Items from a dataset
--
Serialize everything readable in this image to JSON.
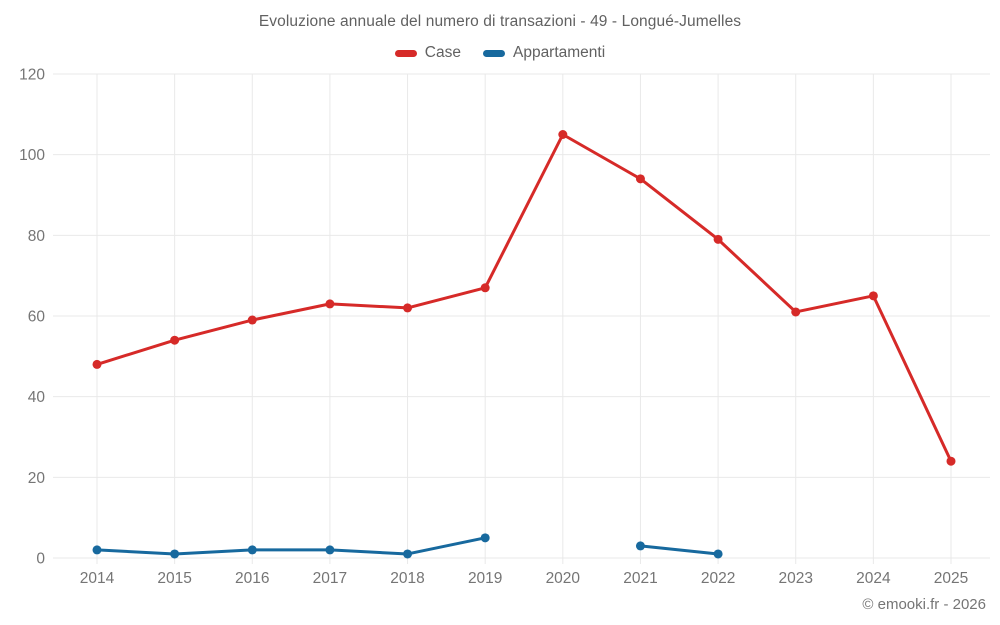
{
  "chart_data": {
    "type": "line",
    "title": "Evoluzione annuale del numero di transazioni - 49 - Longué-Jumelles",
    "categories": [
      "2014",
      "2015",
      "2016",
      "2017",
      "2018",
      "2019",
      "2020",
      "2021",
      "2022",
      "2023",
      "2024",
      "2025"
    ],
    "series": [
      {
        "name": "Case",
        "color": "#d62a28",
        "values": [
          48,
          54,
          59,
          63,
          62,
          67,
          105,
          94,
          79,
          61,
          65,
          24
        ]
      },
      {
        "name": "Appartamenti",
        "color": "#17699e",
        "values": [
          2,
          1,
          2,
          2,
          1,
          5,
          null,
          3,
          1,
          null,
          null,
          null
        ]
      }
    ],
    "xlabel": "",
    "ylabel": "",
    "ylim": [
      0,
      120
    ],
    "yticks": [
      0,
      20,
      40,
      60,
      80,
      100,
      120
    ],
    "grid": true,
    "legend_position": "top",
    "colors": {
      "grid_line": "#e9e9e9",
      "axis_text": "#757575",
      "title_text": "#616161"
    }
  },
  "footer": {
    "text": "© emooki.fr - 2026"
  }
}
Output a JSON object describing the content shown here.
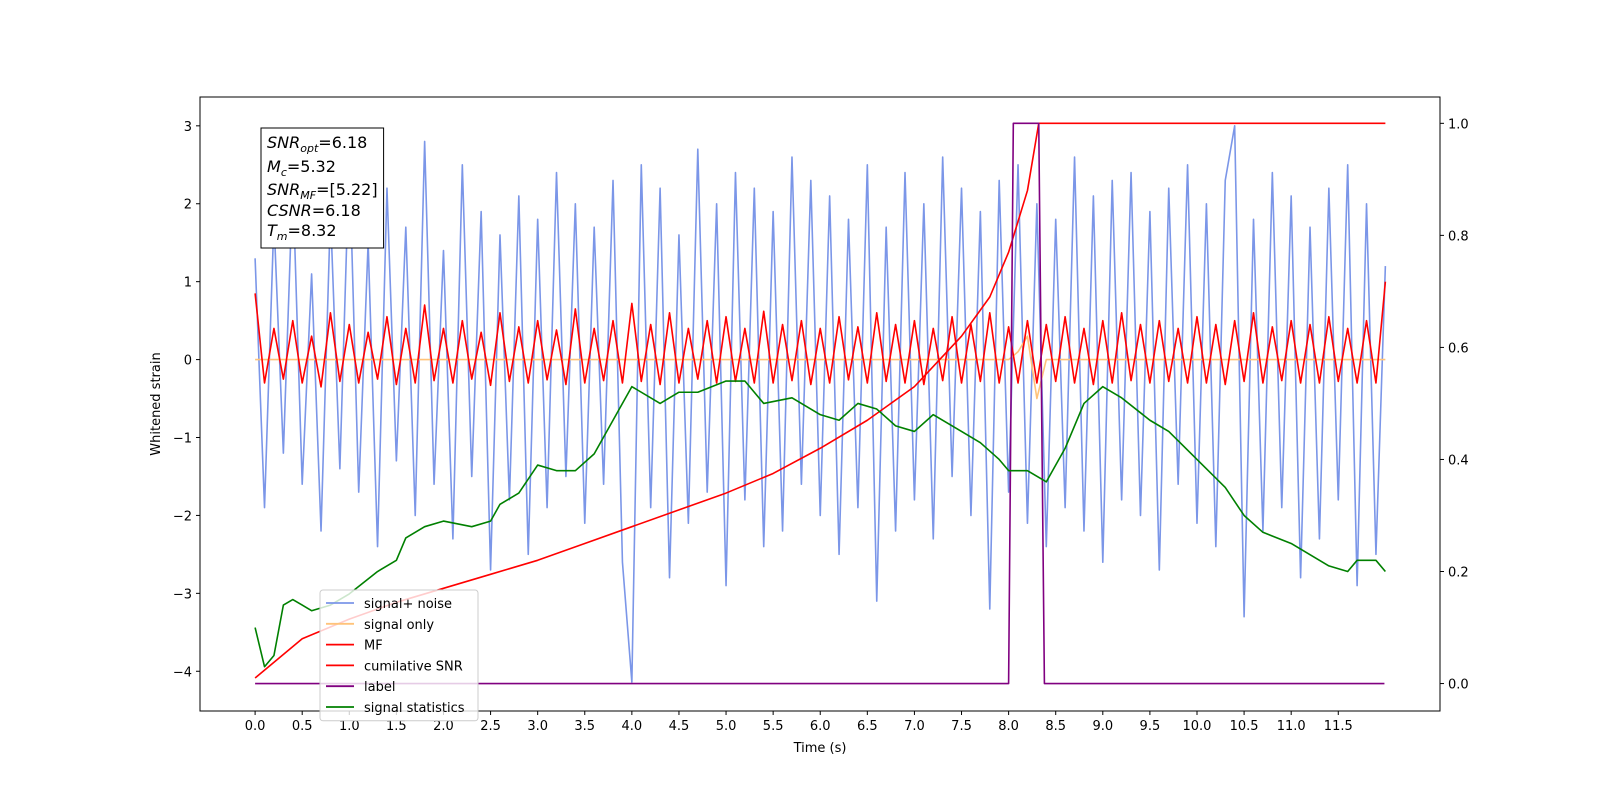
--
Set problem
Every entry above should be duplicated exactly. Do not include the images.

Written answer
Serialize everything readable in this image to JSON.
{
  "chart_data": {
    "type": "line",
    "title": "Evoluzione annuale del numero di transazioni - 49 - Longué-Jumelles",
    "categories": [
      "2014",
      "2015",
      "2016",
      "2017",
      "2018",
      "2019",
      "2020",
      "2021",
      "2022",
      "2023",
      "2024",
      "2025"
    ],
    "series": [
      {
        "name": "Case",
        "color": "#d62a28",
        "values": [
          48,
          54,
          59,
          63,
          62,
          67,
          105,
          94,
          79,
          61,
          65,
          24
        ]
      },
      {
        "name": "Appartamenti",
        "color": "#17699e",
        "values": [
          2,
          1,
          2,
          2,
          1,
          5,
          null,
          3,
          1,
          null,
          null,
          null
        ]
      }
    ],
    "xlabel": "",
    "ylabel": "",
    "ylim": [
      0,
      120
    ],
    "yticks": [
      0,
      20,
      40,
      60,
      80,
      100,
      120
    ],
    "grid": true,
    "legend_position": "top",
    "colors": {
      "grid_line": "#e9e9e9",
      "axis_text": "#757575",
      "title_text": "#616161"
    }
  },
  "footer": {
    "text": "© emooki.fr - 2026"
  }
}
Output a JSON object describing the content shown here.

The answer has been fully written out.